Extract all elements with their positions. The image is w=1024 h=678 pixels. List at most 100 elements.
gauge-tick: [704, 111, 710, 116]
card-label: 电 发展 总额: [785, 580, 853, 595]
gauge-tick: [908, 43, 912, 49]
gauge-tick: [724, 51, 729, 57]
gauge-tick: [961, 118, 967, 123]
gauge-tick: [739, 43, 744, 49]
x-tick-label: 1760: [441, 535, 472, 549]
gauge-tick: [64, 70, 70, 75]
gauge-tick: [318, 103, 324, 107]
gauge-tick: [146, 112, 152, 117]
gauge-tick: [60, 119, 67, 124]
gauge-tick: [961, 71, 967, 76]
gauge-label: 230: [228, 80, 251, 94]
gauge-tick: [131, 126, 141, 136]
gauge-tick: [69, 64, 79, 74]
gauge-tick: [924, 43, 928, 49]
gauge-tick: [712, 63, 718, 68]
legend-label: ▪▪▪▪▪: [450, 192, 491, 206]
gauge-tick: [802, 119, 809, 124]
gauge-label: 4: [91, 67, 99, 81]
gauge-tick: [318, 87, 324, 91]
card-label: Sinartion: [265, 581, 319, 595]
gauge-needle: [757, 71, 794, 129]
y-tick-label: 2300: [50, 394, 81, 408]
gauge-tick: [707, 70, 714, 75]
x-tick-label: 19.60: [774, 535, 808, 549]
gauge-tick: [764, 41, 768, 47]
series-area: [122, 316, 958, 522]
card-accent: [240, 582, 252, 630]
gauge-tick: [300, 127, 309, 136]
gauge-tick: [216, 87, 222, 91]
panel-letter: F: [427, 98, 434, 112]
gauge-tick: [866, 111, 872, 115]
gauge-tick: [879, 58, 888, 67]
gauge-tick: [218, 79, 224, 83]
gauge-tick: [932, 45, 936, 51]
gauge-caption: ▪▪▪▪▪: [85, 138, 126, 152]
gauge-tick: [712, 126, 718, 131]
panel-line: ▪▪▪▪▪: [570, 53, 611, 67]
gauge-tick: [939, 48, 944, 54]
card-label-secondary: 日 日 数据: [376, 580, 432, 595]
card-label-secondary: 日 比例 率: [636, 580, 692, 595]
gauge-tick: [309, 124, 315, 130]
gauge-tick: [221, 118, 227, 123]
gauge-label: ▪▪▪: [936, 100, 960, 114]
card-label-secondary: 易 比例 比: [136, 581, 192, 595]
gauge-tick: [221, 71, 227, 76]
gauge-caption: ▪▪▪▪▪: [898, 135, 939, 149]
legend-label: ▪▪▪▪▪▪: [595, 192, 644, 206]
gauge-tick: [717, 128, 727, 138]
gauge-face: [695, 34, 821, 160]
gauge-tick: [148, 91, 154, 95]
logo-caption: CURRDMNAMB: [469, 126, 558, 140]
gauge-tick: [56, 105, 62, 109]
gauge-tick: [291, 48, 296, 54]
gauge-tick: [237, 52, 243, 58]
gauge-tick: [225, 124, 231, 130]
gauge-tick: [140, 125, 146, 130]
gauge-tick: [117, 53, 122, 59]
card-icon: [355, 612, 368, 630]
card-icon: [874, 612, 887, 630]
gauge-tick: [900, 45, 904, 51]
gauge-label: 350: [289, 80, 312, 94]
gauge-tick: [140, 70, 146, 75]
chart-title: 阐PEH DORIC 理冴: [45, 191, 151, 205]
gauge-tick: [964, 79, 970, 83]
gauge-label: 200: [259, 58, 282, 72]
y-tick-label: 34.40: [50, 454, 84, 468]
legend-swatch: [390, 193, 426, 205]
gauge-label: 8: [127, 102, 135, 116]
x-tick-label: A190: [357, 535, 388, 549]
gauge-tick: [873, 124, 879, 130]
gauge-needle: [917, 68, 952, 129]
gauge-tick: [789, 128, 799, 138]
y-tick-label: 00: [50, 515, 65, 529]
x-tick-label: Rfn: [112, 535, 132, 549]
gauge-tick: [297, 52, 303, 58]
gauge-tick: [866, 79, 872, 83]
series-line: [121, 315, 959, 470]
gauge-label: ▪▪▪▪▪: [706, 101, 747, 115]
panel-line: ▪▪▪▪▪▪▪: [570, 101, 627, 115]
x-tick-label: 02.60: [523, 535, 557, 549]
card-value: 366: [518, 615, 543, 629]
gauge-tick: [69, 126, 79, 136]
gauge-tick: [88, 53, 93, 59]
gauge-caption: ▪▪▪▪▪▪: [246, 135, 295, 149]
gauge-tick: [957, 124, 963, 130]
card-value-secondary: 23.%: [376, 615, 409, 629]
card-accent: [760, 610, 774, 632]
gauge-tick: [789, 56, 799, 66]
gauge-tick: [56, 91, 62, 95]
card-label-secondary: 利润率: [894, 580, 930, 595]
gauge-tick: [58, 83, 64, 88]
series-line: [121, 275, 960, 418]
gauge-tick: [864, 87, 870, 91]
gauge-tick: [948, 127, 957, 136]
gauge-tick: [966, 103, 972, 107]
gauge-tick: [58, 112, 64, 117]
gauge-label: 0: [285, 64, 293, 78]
◆ ◆ ◆
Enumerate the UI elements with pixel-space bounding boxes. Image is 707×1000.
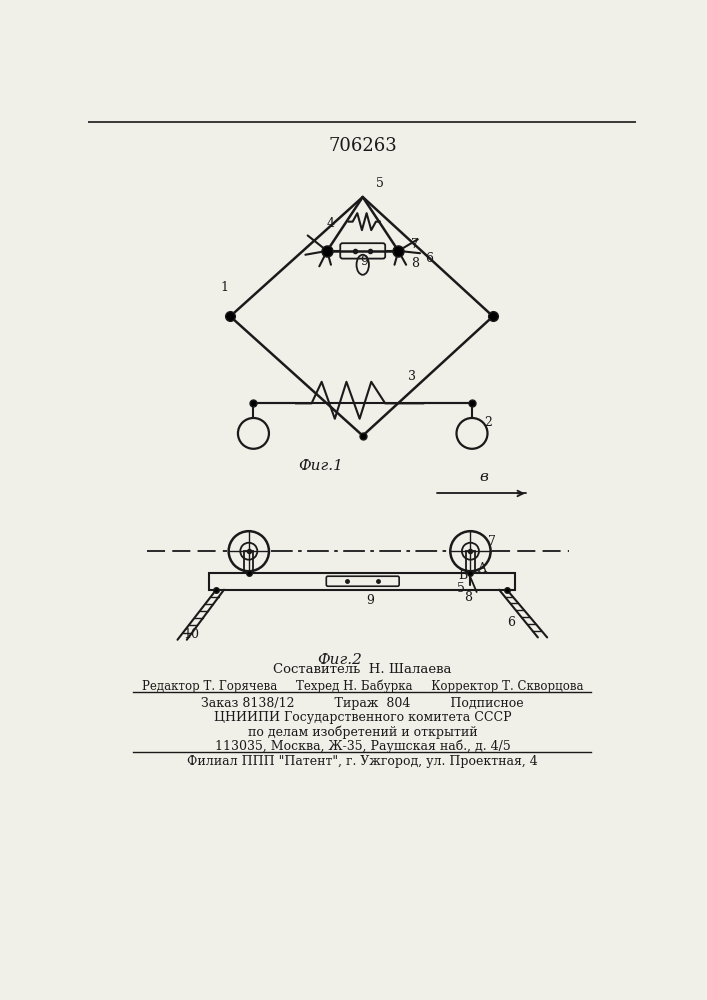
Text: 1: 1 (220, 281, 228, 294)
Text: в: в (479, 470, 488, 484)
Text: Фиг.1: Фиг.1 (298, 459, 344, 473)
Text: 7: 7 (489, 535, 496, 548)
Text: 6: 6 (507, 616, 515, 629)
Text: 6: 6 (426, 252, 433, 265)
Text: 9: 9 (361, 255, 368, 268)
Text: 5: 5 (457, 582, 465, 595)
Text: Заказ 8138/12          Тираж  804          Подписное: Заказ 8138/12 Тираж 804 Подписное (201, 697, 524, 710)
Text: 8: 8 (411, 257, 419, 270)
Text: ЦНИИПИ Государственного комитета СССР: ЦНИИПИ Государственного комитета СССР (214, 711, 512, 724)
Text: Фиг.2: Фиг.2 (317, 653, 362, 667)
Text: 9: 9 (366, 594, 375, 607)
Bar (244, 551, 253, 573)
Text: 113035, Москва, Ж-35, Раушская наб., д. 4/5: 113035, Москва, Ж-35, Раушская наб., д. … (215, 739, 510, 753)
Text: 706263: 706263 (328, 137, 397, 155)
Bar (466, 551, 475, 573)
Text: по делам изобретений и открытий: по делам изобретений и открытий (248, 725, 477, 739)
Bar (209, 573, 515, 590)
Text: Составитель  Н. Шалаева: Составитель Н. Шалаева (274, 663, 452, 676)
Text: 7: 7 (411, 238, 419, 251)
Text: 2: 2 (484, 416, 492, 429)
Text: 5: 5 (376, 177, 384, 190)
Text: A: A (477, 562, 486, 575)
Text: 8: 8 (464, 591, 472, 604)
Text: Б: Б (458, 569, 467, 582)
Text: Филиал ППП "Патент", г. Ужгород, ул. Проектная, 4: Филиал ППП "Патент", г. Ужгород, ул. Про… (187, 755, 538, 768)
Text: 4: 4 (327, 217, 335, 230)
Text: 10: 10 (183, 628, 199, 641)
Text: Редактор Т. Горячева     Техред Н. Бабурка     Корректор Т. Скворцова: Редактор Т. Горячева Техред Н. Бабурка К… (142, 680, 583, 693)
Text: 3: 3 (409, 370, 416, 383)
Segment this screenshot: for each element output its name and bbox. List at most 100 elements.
◆ ◆ ◆
## SET TASK
Echo every line of the listing from the one containing "Extract all elements" through the one containing "panel-letter: F: [427, 98, 434, 112]", with both included and each copied exactly.

## TASK RESPONSE
Extract all elements with their positions. The image is w=1024 h=678 pixels. List at most 100 elements.
gauge-tick: [704, 111, 710, 116]
card-label: 电 发展 总额: [785, 580, 853, 595]
gauge-tick: [908, 43, 912, 49]
gauge-tick: [724, 51, 729, 57]
gauge-tick: [961, 118, 967, 123]
gauge-tick: [739, 43, 744, 49]
x-tick-label: 1760: [441, 535, 472, 549]
gauge-tick: [64, 70, 70, 75]
gauge-tick: [318, 103, 324, 107]
gauge-tick: [146, 112, 152, 117]
gauge-tick: [60, 119, 67, 124]
gauge-tick: [961, 71, 967, 76]
gauge-label: 230: [228, 80, 251, 94]
gauge-tick: [131, 126, 141, 136]
gauge-tick: [69, 64, 79, 74]
gauge-tick: [924, 43, 928, 49]
gauge-tick: [712, 63, 718, 68]
legend-label: ▪▪▪▪▪: [450, 192, 491, 206]
gauge-tick: [802, 119, 809, 124]
gauge-label: 4: [91, 67, 99, 81]
gauge-tick: [318, 87, 324, 91]
card-label: Sinartion: [265, 581, 319, 595]
gauge-needle: [757, 71, 794, 129]
y-tick-label: 2300: [50, 394, 81, 408]
gauge-tick: [707, 70, 714, 75]
x-tick-label: 19.60: [774, 535, 808, 549]
gauge-tick: [764, 41, 768, 47]
series-area: [122, 316, 958, 522]
card-accent: [240, 582, 252, 630]
gauge-tick: [300, 127, 309, 136]
gauge-tick: [216, 87, 222, 91]
panel-letter: F: [427, 98, 434, 112]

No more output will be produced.